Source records
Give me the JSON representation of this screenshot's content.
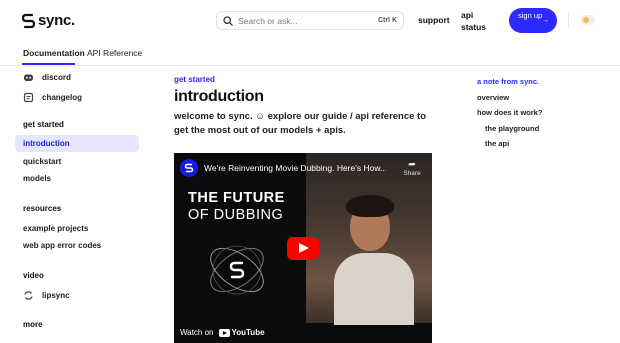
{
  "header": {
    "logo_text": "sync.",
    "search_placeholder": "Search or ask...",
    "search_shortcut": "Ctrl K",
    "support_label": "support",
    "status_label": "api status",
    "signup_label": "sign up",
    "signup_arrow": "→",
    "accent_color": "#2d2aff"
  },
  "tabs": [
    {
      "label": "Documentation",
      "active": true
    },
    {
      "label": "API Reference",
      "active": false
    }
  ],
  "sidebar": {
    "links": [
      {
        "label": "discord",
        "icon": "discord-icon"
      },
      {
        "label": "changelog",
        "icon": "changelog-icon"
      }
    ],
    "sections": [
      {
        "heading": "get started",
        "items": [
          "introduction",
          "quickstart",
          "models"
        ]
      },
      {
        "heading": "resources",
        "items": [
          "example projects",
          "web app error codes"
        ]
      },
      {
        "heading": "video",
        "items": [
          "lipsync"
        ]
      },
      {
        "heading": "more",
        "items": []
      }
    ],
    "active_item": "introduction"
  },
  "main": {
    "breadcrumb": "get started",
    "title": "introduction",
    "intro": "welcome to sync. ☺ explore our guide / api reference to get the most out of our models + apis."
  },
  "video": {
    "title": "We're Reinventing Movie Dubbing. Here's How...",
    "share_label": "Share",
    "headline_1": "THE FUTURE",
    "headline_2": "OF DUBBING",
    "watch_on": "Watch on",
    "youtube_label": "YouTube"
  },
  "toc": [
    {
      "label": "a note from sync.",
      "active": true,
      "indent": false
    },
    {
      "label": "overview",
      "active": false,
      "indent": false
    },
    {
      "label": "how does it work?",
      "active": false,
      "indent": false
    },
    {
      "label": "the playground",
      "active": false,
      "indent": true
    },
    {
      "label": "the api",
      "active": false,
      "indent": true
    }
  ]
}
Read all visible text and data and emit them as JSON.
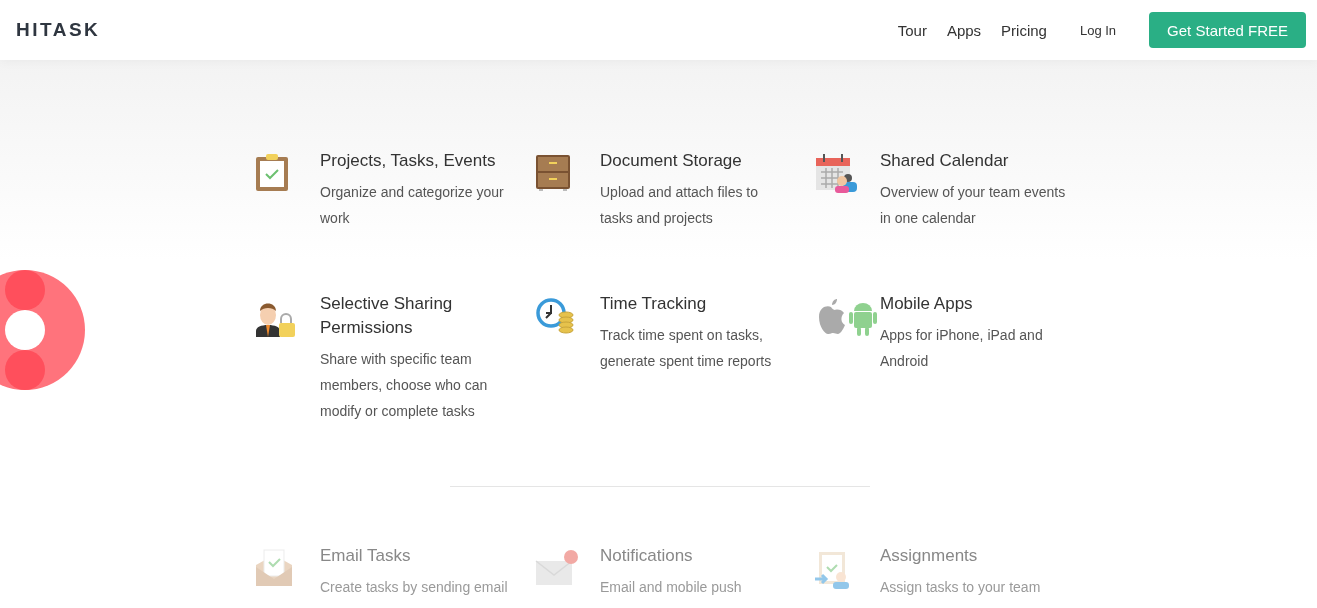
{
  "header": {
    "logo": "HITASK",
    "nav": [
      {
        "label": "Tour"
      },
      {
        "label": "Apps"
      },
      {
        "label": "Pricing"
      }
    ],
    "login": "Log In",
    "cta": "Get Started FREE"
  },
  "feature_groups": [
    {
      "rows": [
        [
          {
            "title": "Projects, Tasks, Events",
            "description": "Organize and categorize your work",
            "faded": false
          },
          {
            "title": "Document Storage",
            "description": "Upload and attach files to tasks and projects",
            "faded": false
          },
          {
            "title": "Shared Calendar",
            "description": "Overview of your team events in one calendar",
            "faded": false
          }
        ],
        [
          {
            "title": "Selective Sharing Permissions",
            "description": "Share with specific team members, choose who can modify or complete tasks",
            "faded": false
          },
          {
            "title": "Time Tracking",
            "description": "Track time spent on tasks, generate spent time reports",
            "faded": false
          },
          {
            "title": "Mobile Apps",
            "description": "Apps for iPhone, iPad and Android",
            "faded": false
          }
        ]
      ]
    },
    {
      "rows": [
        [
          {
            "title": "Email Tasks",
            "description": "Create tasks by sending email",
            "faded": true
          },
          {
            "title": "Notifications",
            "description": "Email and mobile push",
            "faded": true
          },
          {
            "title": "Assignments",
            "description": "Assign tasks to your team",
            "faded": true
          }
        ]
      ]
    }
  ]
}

(EXERCISE): For the listing above, identify each line bearing "your".

(SOLUTION TO THE PROBLEM):
            "description": "Organize and categorize your work",
            "description": "Overview of your team events in one calendar",
            "description": "Assign tasks to your team",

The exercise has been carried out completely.